Input
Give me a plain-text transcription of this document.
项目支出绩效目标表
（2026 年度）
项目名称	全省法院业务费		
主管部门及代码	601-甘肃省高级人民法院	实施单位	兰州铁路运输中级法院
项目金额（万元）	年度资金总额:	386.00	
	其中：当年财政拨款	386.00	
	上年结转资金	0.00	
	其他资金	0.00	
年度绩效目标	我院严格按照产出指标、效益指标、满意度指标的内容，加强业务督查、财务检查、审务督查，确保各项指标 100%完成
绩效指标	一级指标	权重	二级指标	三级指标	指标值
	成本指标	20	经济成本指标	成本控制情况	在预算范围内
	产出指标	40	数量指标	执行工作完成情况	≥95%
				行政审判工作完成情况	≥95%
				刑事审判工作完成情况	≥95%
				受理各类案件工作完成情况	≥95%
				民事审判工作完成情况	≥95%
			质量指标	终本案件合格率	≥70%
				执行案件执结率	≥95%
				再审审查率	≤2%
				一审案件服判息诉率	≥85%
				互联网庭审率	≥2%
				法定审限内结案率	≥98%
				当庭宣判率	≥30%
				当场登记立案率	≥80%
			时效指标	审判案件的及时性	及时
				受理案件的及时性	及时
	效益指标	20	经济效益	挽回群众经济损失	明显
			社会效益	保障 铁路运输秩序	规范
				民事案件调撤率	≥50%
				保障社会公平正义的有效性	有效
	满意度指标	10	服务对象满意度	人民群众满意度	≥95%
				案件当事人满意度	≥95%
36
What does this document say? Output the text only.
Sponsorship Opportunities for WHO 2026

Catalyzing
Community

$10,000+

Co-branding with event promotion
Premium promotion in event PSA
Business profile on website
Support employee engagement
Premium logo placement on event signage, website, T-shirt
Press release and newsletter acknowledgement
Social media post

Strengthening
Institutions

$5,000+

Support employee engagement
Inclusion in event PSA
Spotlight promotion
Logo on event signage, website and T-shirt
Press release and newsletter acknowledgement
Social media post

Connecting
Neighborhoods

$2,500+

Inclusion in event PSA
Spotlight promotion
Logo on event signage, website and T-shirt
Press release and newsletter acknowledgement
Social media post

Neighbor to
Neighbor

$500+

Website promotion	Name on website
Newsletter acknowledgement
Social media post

What this task involves
Locate the string "website" in the listing above and copy every line where it occurs.

Task solution
Business profile on website
Premium logo placement on event signage, website, T-shirt
Logo on event signage, website and T-shirt
Logo on event signage, website and T-shirt
Website promotion	Name on website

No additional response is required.